→ Instruction
Find the lines that hold the word "même" and return them.

-------- Records shown

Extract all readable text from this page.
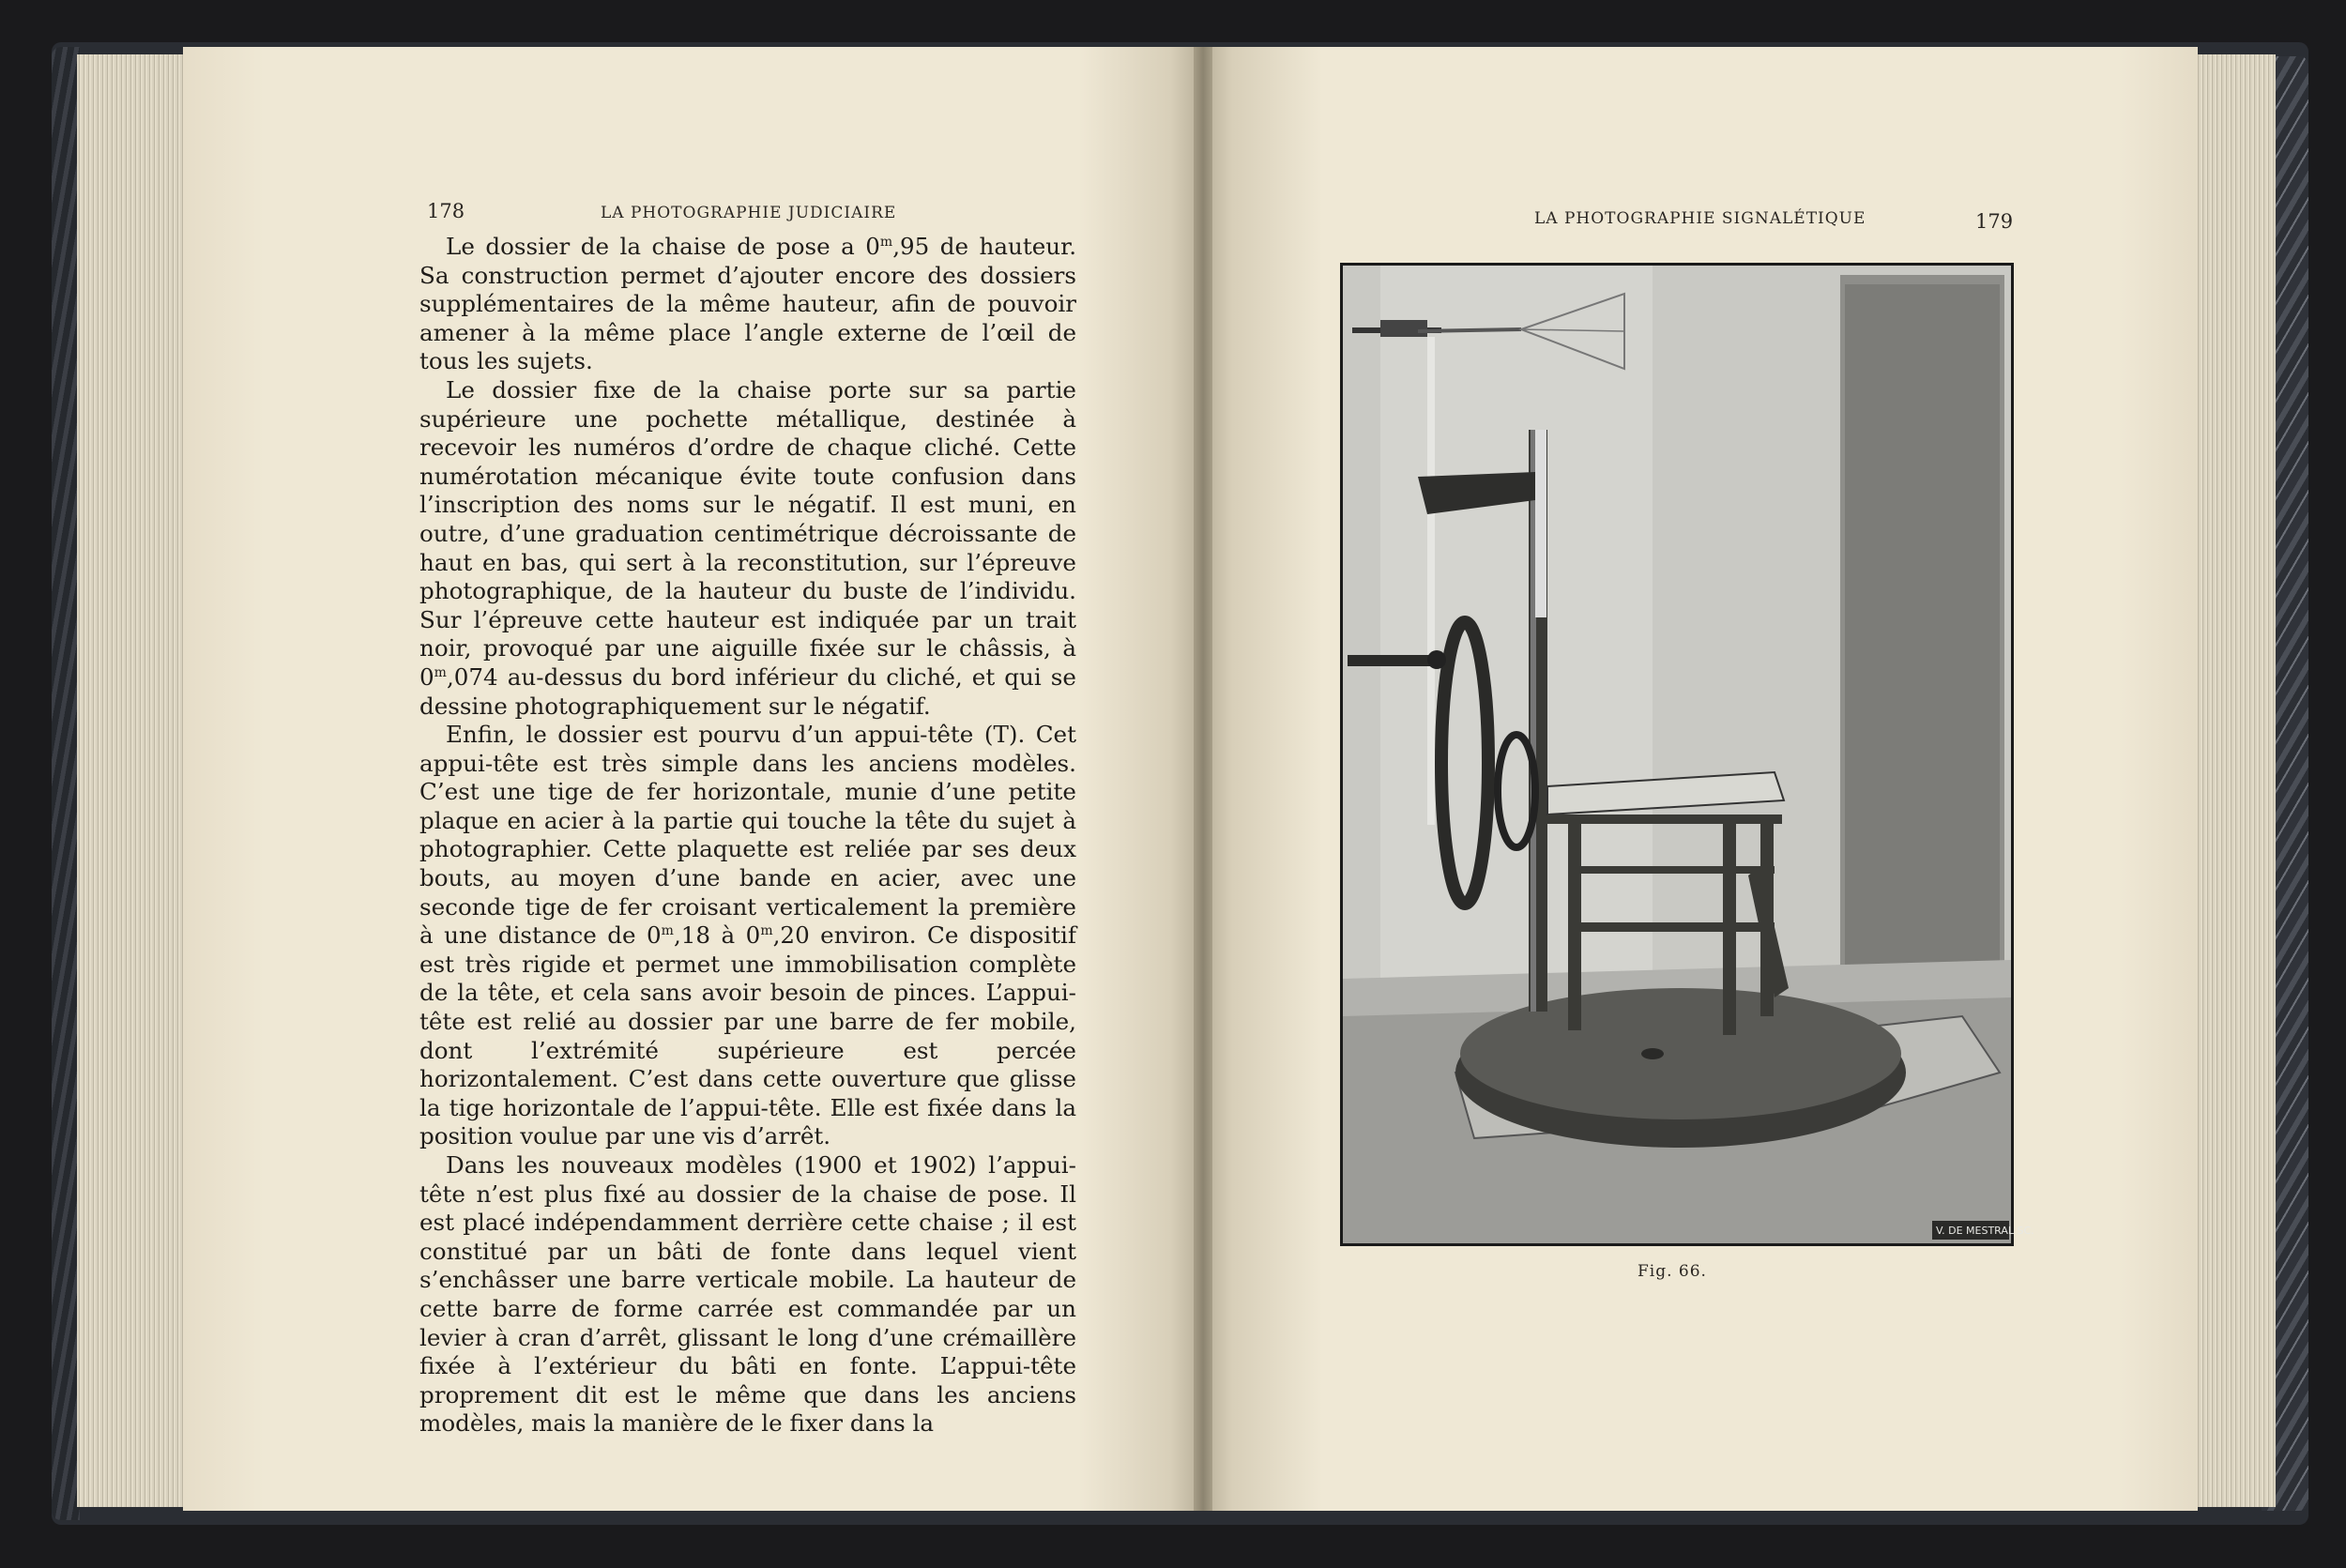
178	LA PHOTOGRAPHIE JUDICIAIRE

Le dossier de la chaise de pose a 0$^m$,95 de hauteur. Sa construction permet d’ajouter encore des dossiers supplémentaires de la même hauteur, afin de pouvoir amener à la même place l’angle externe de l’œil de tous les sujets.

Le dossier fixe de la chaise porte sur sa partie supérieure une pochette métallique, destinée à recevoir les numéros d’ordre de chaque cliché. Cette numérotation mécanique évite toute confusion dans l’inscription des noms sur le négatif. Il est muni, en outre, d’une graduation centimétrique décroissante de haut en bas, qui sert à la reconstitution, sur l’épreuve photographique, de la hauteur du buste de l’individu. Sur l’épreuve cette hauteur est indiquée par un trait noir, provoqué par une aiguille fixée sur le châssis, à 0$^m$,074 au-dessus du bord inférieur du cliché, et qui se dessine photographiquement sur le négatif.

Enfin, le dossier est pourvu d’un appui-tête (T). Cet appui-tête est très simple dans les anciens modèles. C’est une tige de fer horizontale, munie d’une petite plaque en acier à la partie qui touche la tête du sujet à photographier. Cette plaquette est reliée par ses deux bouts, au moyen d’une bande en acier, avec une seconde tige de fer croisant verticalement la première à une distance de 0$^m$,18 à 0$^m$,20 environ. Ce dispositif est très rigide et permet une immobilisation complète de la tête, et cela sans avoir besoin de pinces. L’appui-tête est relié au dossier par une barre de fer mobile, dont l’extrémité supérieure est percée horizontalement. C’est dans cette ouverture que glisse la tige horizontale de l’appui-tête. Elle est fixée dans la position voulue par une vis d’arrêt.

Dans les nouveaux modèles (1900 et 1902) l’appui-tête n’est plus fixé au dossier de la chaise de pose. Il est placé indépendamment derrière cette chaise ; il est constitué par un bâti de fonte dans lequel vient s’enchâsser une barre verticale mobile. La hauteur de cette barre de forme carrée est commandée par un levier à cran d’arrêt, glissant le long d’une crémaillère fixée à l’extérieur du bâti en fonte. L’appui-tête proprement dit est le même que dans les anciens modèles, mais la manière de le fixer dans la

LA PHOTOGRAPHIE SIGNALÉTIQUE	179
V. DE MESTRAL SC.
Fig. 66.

----------------
-------- Records shown

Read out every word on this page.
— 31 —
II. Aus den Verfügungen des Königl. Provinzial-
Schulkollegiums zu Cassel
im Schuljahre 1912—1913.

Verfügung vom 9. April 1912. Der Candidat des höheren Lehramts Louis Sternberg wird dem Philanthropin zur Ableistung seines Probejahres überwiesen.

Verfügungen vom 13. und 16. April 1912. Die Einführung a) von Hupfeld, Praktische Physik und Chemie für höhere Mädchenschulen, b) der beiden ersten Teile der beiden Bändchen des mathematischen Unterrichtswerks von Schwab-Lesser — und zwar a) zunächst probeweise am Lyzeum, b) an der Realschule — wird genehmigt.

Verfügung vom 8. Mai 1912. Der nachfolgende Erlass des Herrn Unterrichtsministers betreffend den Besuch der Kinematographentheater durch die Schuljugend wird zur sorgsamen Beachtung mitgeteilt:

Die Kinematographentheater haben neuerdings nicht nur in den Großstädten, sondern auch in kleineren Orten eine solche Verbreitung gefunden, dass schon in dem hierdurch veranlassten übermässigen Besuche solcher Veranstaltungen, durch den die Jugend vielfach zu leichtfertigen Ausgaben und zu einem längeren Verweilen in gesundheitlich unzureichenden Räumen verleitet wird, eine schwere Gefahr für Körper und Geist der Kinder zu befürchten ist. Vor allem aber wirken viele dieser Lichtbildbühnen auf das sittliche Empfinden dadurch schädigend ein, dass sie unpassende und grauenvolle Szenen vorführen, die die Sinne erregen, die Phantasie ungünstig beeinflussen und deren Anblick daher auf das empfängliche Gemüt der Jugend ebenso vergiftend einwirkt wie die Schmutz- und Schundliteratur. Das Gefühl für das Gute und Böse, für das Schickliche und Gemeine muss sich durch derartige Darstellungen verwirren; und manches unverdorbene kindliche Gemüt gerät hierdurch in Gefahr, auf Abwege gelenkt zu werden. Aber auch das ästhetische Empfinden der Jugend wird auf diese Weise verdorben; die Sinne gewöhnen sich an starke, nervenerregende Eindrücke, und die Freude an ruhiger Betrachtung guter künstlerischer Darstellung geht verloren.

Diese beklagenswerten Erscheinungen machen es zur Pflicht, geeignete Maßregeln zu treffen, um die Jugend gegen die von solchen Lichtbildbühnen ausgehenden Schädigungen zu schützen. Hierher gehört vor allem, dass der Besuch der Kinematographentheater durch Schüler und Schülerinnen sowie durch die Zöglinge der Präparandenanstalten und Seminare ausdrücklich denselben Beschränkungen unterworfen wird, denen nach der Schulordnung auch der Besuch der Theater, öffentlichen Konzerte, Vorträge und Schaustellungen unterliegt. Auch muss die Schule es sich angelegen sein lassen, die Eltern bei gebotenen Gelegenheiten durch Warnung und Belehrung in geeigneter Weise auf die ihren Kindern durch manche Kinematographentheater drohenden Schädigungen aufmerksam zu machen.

----------------

→ Full output
Le dossier de la chaise de pose a 0$^m$,95 de hauteur. Sa construction permet d’ajouter encore des dossiers supplémentaires de la même hauteur, afin de pouvoir amener à la même place l’angle externe de l’œil de tous les sujets.
Dans les nouveaux modèles (1900 et 1902) l’appui-tête n’est plus fixé au dossier de la chaise de pose. Il est placé indépendamment derrière cette chaise ; il est constitué par un bâti de fonte dans lequel vient s’enchâsser une barre verticale mobile. La hauteur de cette barre de forme carrée est commandée par un levier à cran d’arrêt, glissant le long d’une crémaillère fixée à l’extérieur du bâti en fonte. L’appui-tête proprement dit est le même que dans les anciens modèles, mais la manière de le fixer dans la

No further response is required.